• Task details
How many lines in the records below hold the string "Oslo"? Answer with the number alone.

• Extracted records
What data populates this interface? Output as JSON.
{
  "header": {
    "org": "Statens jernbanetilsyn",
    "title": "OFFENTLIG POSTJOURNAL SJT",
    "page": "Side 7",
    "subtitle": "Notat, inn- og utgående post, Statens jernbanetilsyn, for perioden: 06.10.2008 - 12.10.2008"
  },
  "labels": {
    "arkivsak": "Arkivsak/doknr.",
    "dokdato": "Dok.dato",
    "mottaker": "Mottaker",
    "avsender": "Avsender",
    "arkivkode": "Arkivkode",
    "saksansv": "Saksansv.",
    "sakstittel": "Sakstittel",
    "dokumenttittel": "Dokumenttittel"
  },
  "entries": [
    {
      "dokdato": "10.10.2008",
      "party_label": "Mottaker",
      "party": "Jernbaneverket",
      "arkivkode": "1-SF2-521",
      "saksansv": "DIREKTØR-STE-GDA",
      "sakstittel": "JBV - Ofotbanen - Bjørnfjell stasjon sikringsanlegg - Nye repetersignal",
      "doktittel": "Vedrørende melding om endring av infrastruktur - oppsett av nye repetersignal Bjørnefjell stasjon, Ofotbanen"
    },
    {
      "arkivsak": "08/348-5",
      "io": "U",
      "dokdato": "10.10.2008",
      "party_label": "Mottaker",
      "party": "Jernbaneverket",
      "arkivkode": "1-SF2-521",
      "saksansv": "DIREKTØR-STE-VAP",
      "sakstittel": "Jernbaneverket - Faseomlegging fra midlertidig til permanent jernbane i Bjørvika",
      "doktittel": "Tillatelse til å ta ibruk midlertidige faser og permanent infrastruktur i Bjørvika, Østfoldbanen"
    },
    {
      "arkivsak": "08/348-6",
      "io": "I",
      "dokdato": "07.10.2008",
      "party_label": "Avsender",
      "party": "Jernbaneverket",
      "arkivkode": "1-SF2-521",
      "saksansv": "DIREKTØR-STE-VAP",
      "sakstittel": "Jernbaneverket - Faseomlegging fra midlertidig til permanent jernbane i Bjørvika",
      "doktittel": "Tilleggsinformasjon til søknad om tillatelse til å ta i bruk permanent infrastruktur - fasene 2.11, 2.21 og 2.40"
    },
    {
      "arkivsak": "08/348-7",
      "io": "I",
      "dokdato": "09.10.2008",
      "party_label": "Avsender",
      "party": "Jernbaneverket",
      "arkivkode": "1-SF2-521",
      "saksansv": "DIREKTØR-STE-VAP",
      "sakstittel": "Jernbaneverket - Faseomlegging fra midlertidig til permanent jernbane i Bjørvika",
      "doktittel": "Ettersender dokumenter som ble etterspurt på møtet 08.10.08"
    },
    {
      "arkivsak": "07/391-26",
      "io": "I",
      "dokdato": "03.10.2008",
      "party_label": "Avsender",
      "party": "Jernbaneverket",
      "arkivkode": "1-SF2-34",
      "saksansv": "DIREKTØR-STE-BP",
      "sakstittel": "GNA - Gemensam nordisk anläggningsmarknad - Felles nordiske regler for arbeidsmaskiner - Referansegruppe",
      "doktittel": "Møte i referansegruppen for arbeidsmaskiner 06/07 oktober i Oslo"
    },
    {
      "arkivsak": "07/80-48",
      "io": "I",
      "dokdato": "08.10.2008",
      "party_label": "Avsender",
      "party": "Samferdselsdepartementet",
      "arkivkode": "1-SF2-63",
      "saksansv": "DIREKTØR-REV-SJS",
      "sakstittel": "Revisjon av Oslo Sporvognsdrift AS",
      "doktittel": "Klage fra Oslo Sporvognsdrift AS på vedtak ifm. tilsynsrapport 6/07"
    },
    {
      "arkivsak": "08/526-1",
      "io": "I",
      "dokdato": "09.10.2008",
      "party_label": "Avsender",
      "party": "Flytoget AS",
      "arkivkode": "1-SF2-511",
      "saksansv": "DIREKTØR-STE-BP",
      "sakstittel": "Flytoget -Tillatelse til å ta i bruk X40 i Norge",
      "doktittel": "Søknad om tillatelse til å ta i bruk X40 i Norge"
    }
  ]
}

• Written response
3